Items listed in a dataset:
::::::::::

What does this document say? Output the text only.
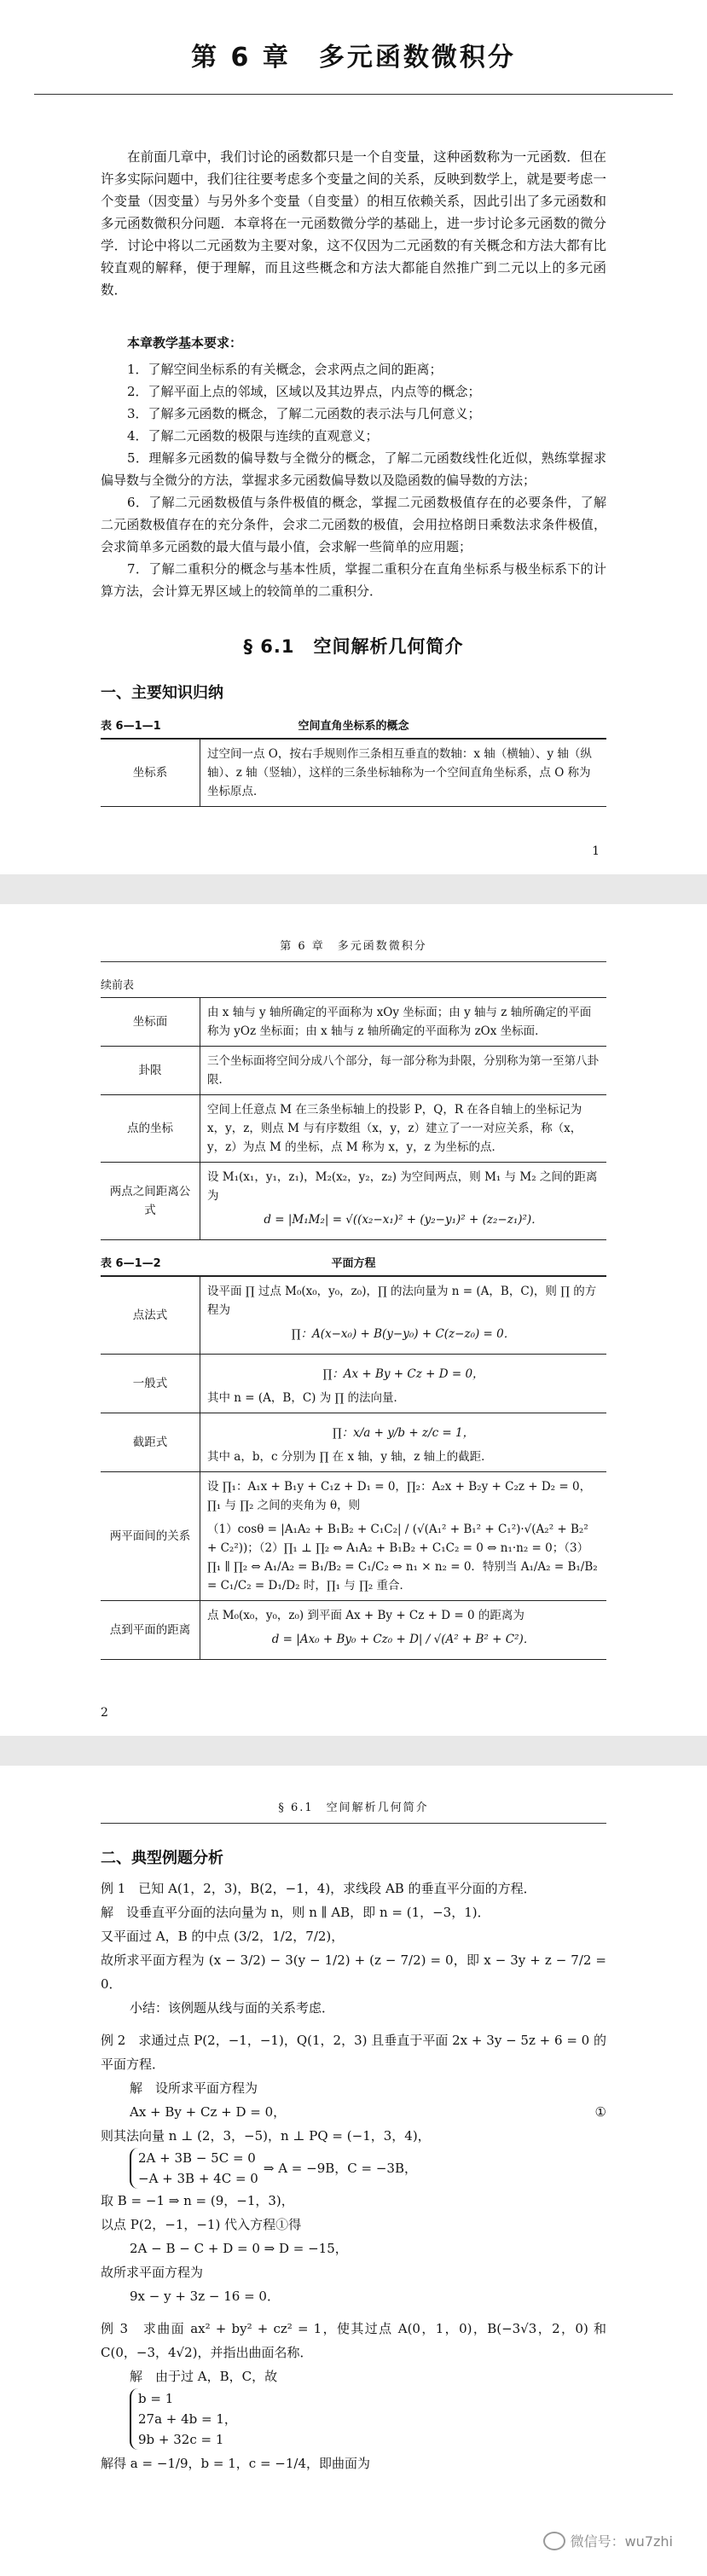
第 6 章　多元函数微积分

在前面几章中，我们讨论的函数都只是一个自变量，这种函数称为一元函数．但在许多实际问题中，我们往往要考虑多个变量之间的关系，反映到数学上，就是要考虑一个变量（因变量）与另外多个变量（自变量）的相互依赖关系，因此引出了多元函数和多元函数微积分问题．本章将在一元函数微分学的基础上，进一步讨论多元函数的微分学．讨论中将以二元函数为主要对象，这不仅因为二元函数的有关概念和方法大都有比较直观的解释，便于理解，而且这些概念和方法大都能自然推广到二元以上的多元函数．

本章教学基本要求：
1．了解空间坐标系的有关概念，会求两点之间的距离；
2．了解平面上点的邻域，区域以及其边界点，内点等的概念；
3．了解多元函数的概念，了解二元函数的表示法与几何意义；
4．了解二元函数的极限与连续的直观意义；
5．理解多元函数的偏导数与全微分的概念，了解二元函数线性化近似，熟练掌握求偏导数与全微分的方法，掌握求多元函数偏导数以及隐函数的偏导数的方法；
6．了解二元函数极值与条件极值的概念，掌握二元函数极值存在的必要条件，了解二元函数极值存在的充分条件，会求二元函数的极值，会用拉格朗日乘数法求条件极值，会求简单多元函数的最大值与最小值，会求解一些简单的应用题；
7．了解二重积分的概念与基本性质，掌握二重积分在直角坐标系与极坐标系下的计算方法，会计算无界区域上的较简单的二重积分．
§ 6.1　空间解析几何简介
一、主要知识归纳
表 6—1—1	空间直角坐标系的概念
坐标系	过空间一点 O，按右手规则作三条相互垂直的数轴：x 轴（横轴）、y 轴（纵轴）、z 轴（竖轴），这样的三条坐标轴称为一个空间直角坐标系，点 O 称为坐标原点．
1
第 6 章　多元函数微积分
续前表
坐标面	由 x 轴与 y 轴所确定的平面称为 xOy 坐标面；由 y 轴与 z 轴所确定的平面称为 yOz 坐标面；由 x 轴与 z 轴所确定的平面称为 zOx 坐标面．
卦限	三个坐标面将空间分成八个部分，每一部分称为卦限，分别称为第一至第八卦限．
点的坐标	空间上任意点 M 在三条坐标轴上的投影 P，Q，R 在各自轴上的坐标记为 x，y，z，则点 M 与有序数组（x，y，z）建立了一一对应关系，称（x，y，z）为点 M 的坐标，点 M 称为 x，y，z 为坐标的点．
两点之间距离公式	设 M₁(x₁，y₁，z₁)，M₂(x₂，y₂，z₂) 为空间两点，则 M₁ 与 M₂ 之间的距离为
d = |M₁M₂| = √((x₂−x₁)² + (y₂−y₁)² + (z₂−z₁)²)．
表 6—1—2	平面方程
点法式	设平面 ∏ 过点 M₀(x₀，y₀，z₀)，∏ 的法向量为 n = (A，B，C)，则 ∏ 的方程为
∏：A(x−x₀) + B(y−y₀) + C(z−z₀) = 0．

一般式	∏：Ax + By + Cz + D = 0，
其中 n = (A，B，C) 为 ∏ 的法向量．

截距式	∏：x/a + y/b + z/c = 1，
其中 a，b，c 分别为 ∏ 在 x 轴，y 轴，z 轴上的截距．

两平面间的关系	设 ∏₁：A₁x + B₁y + C₁z + D₁ = 0，∏₂：A₂x + B₂y + C₂z + D₂ = 0，∏₁ 与 ∏₂ 之间的夹角为 θ，则
（1）cosθ = |A₁A₂ + B₁B₂ + C₁C₂| / (√(A₁² + B₁² + C₁²)·√(A₂² + B₂² + C₂²))；（2）∏₁ ⊥ ∏₂ ⇔ A₁A₂ + B₁B₂ + C₁C₂ = 0 ⇔ n₁·n₂ = 0；（3）∏₁ ∥ ∏₂ ⇔ A₁/A₂ = B₁/B₂ = C₁/C₂ ⇔ n₁ × n₂ = 0．特别当 A₁/A₂ = B₁/B₂ = C₁/C₂ = D₁/D₂ 时，∏₁ 与 ∏₂ 重合．

点到平面的距离	点 M₀(x₀，y₀，z₀) 到平面 Ax + By + Cz + D = 0 的距离为
d = |Ax₀ + By₀ + Cz₀ + D| / √(A² + B² + C²)．
2
§ 6.1　空间解析几何简介
二、典型例题分析
例 1　已知 A(1，2，3)，B(2，−1，4)，求线段 AB 的垂直平分面的方程．
解　设垂直平分面的法向量为 n，则 n ∥ AB，即 n = (1，−3，1)．
又平面过 A，B 的中点 (3/2，1/2，7/2)，
故所求平面方程为 (x − 3/2) − 3(y − 1/2) + (z − 7/2) = 0，即 x − 3y + z − 7/2 = 0．
小结：该例题从线与面的关系考虑．
例 2　求通过点 P(2，−1，−1)，Q(1，2，3) 且垂直于平面 2x + 3y − 5z + 6 = 0 的平面方程．
解　设所求平面方程为
Ax + By + Cz + D = 0，	①
则其法向量 n ⊥ (2，3，−5)，n ⊥ PQ = (−1，3，4)，
2A + 3B − 5C = 0
−A + 3B + 4C = 0
⇒ A = −9B，C = −3B，
取 B = −1 ⇒ n = (9，−1，3)，
以点 P(2，−1，−1) 代入方程①得
2A − B − C + D = 0 ⇒ D = −15，
故所求平面方程为
9x − y + 3z − 16 = 0．
例 3　求曲面 ax² + by² + cz² = 1，使其过点 A(0，1，0)，B(−3√3，2，0) 和 C(0，−3，4√2)，并指出曲面名称．
解　由于过 A，B，C，故
b = 1
27a + 4b = 1，
9b + 32c = 1
解得 a = −1/9，b = 1，c = −1/4，即曲面为
微信号：wu7zhi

::::::::::

**DIRECTIONS:** Every line above should be repeated exactly; pictures stay out of the copy.

**TASK OUTPUT:**
What does this document say? Output the text only.
第 6 章　多元函数微积分

在前面几章中，我们讨论的函数都只是一个自变量，这种函数称为一元函数．但在许多实际问题中，我们往往要考虑多个变量之间的关系，反映到数学上，就是要考虑一个变量（因变量）与另外多个变量（自变量）的相互依赖关系，因此引出了多元函数和多元函数微积分问题．本章将在一元函数微分学的基础上，进一步讨论多元函数的微分学．讨论中将以二元函数为主要对象，这不仅因为二元函数的有关概念和方法大都有比较直观的解释，便于理解，而且这些概念和方法大都能自然推广到二元以上的多元函数．

本章教学基本要求：
1．了解空间坐标系的有关概念，会求两点之间的距离；
2．了解平面上点的邻域，区域以及其边界点，内点等的概念；
3．了解多元函数的概念，了解二元函数的表示法与几何意义；
4．了解二元函数的极限与连续的直观意义；
5．理解多元函数的偏导数与全微分的概念，了解二元函数线性化近似，熟练掌握求偏导数与全微分的方法，掌握求多元函数偏导数以及隐函数的偏导数的方法；
6．了解二元函数极值与条件极值的概念，掌握二元函数极值存在的必要条件，了解二元函数极值存在的充分条件，会求二元函数的极值，会用拉格朗日乘数法求条件极值，会求简单多元函数的最大值与最小值，会求解一些简单的应用题；
7．了解二重积分的概念与基本性质，掌握二重积分在直角坐标系与极坐标系下的计算方法，会计算无界区域上的较简单的二重积分．
§ 6.1　空间解析几何简介
一、主要知识归纳
表 6—1—1	空间直角坐标系的概念
坐标系	过空间一点 O，按右手规则作三条相互垂直的数轴：x 轴（横轴）、y 轴（纵轴）、z 轴（竖轴），这样的三条坐标轴称为一个空间直角坐标系，点 O 称为坐标原点．
1
第 6 章　多元函数微积分
续前表
坐标面	由 x 轴与 y 轴所确定的平面称为 xOy 坐标面；由 y 轴与 z 轴所确定的平面称为 yOz 坐标面；由 x 轴与 z 轴所确定的平面称为 zOx 坐标面．
卦限	三个坐标面将空间分成八个部分，每一部分称为卦限，分别称为第一至第八卦限．
点的坐标	空间上任意点 M 在三条坐标轴上的投影 P，Q，R 在各自轴上的坐标记为 x，y，z，则点 M 与有序数组（x，y，z）建立了一一对应关系，称（x，y，z）为点 M 的坐标，点 M 称为 x，y，z 为坐标的点．
两点之间距离公式	设 M₁(x₁，y₁，z₁)，M₂(x₂，y₂，z₂) 为空间两点，则 M₁ 与 M₂ 之间的距离为
d = |M₁M₂| = √((x₂−x₁)² + (y₂−y₁)² + (z₂−z₁)²)．
表 6—1—2	平面方程
点法式	设平面 ∏ 过点 M₀(x₀，y₀，z₀)，∏ 的法向量为 n = (A，B，C)，则 ∏ 的方程为
∏：A(x−x₀) + B(y−y₀) + C(z−z₀) = 0．

一般式	∏：Ax + By + Cz + D = 0，
其中 n = (A，B，C) 为 ∏ 的法向量．

截距式	∏：x/a + y/b + z/c = 1，
其中 a，b，c 分别为 ∏ 在 x 轴，y 轴，z 轴上的截距．

两平面间的关系	设 ∏₁：A₁x + B₁y + C₁z + D₁ = 0，∏₂：A₂x + B₂y + C₂z + D₂ = 0，∏₁ 与 ∏₂ 之间的夹角为 θ，则
（1）cosθ = |A₁A₂ + B₁B₂ + C₁C₂| / (√(A₁² + B₁² + C₁²)·√(A₂² + B₂² + C₂²))；（2）∏₁ ⊥ ∏₂ ⇔ A₁A₂ + B₁B₂ + C₁C₂ = 0 ⇔ n₁·n₂ = 0；（3）∏₁ ∥ ∏₂ ⇔ A₁/A₂ = B₁/B₂ = C₁/C₂ ⇔ n₁ × n₂ = 0．特别当 A₁/A₂ = B₁/B₂ = C₁/C₂ = D₁/D₂ 时，∏₁ 与 ∏₂ 重合．

点到平面的距离	点 M₀(x₀，y₀，z₀) 到平面 Ax + By + Cz + D = 0 的距离为
d = |Ax₀ + By₀ + Cz₀ + D| / √(A² + B² + C²)．
2
§ 6.1　空间解析几何简介
二、典型例题分析
例 1　已知 A(1，2，3)，B(2，−1，4)，求线段 AB 的垂直平分面的方程．
解　设垂直平分面的法向量为 n，则 n ∥ AB，即 n = (1，−3，1)．
又平面过 A，B 的中点 (3/2，1/2，7/2)，
故所求平面方程为 (x − 3/2) − 3(y − 1/2) + (z − 7/2) = 0，即 x − 3y + z − 7/2 = 0．
小结：该例题从线与面的关系考虑．
例 2　求通过点 P(2，−1，−1)，Q(1，2，3) 且垂直于平面 2x + 3y − 5z + 6 = 0 的平面方程．
解　设所求平面方程为
Ax + By + Cz + D = 0，	①
则其法向量 n ⊥ (2，3，−5)，n ⊥ PQ = (−1，3，4)，
2A + 3B − 5C = 0
−A + 3B + 4C = 0
⇒ A = −9B，C = −3B，
取 B = −1 ⇒ n = (9，−1，3)，
以点 P(2，−1，−1) 代入方程①得
2A − B − C + D = 0 ⇒ D = −15，
故所求平面方程为
9x − y + 3z − 16 = 0．
例 3　求曲面 ax² + by² + cz² = 1，使其过点 A(0，1，0)，B(−3√3，2，0) 和 C(0，−3，4√2)，并指出曲面名称．
解　由于过 A，B，C，故
b = 1
27a + 4b = 1，
9b + 32c = 1
解得 a = −1/9，b = 1，c = −1/4，即曲面为
微信号：wu7zhi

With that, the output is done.